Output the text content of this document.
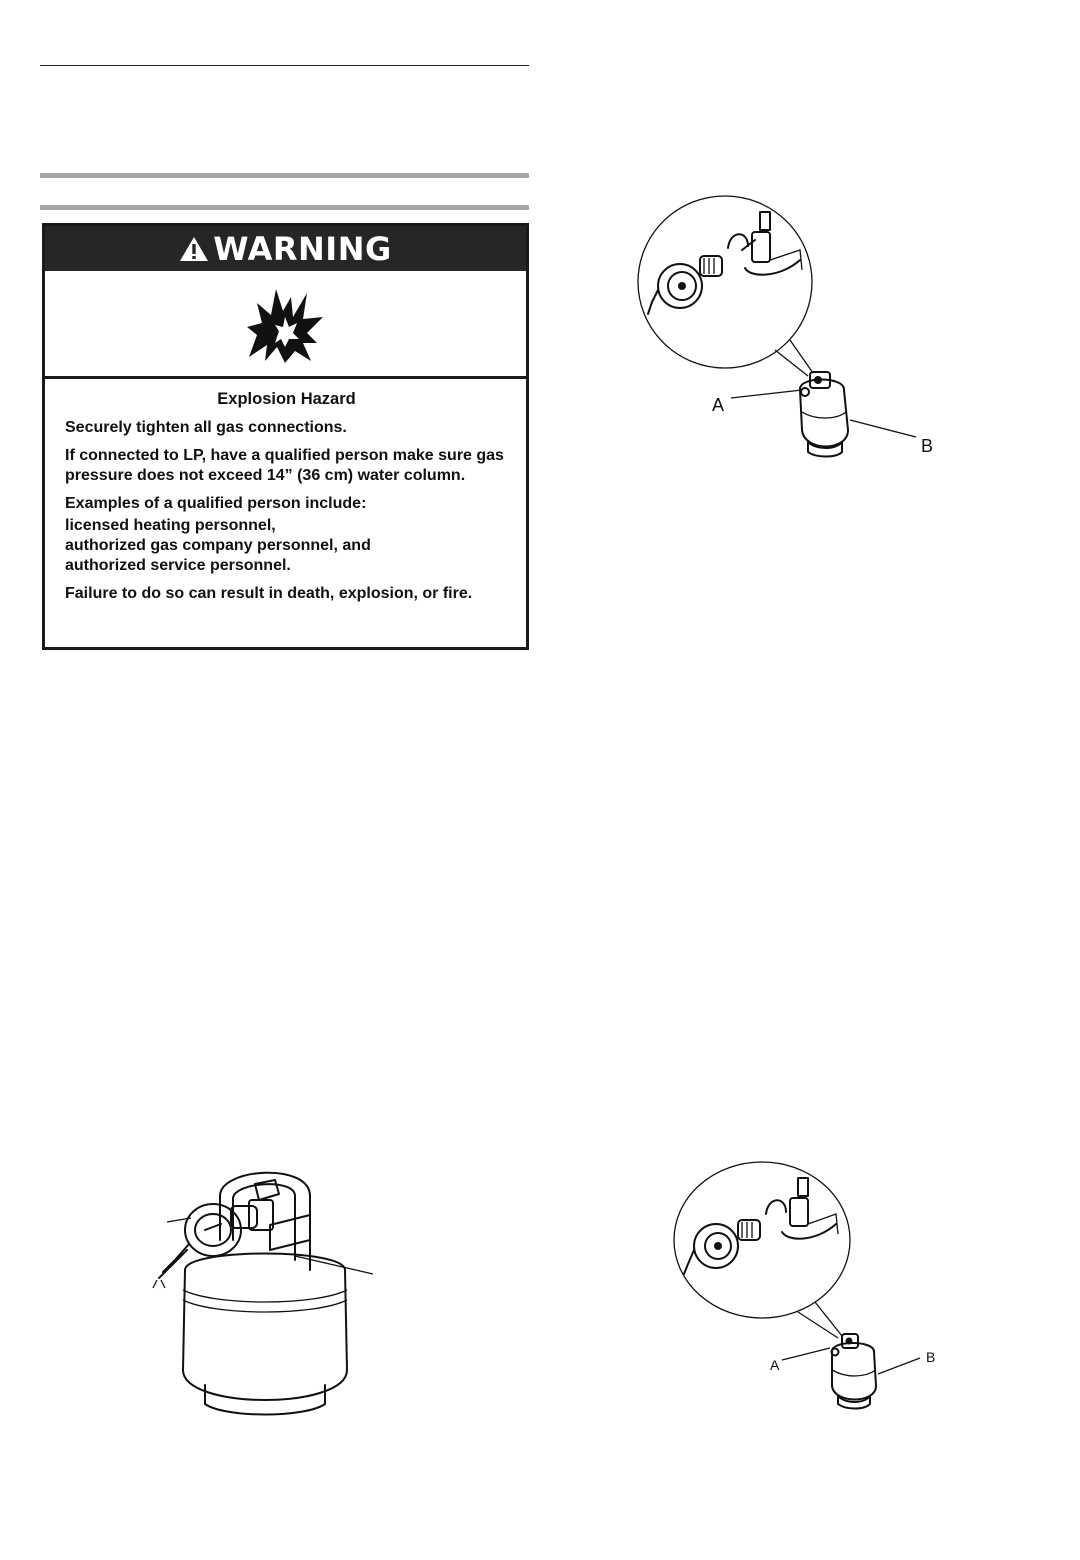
WARNING
Explosion Hazard

Securely tighten all gas connections.

If connected to LP, have a qualified person make sure gas pressure does not exceed 14” (36 cm) water column.

Examples of a qualified person include:

licensed heating personnel,
authorized gas company personnel, and
authorized service personnel.

Failure to do so can result in death, explosion, or fire.

A
B
A	B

▬▬▬▬▬▬

• [Requirements] Above are records with pictures; repeat the records exactly and leave the pictures out.

• [Answer for this exercise]
Output the text content of this document.
WARNING
Explosion Hazard

Securely tighten all gas connections.

If connected to LP, have a qualified person make sure gas pressure does not exceed 14” (36 cm) water column.

Examples of a qualified person include:

licensed heating personnel,
authorized gas company personnel, and
authorized service personnel.

Failure to do so can result in death, explosion, or fire.

A
B
A	B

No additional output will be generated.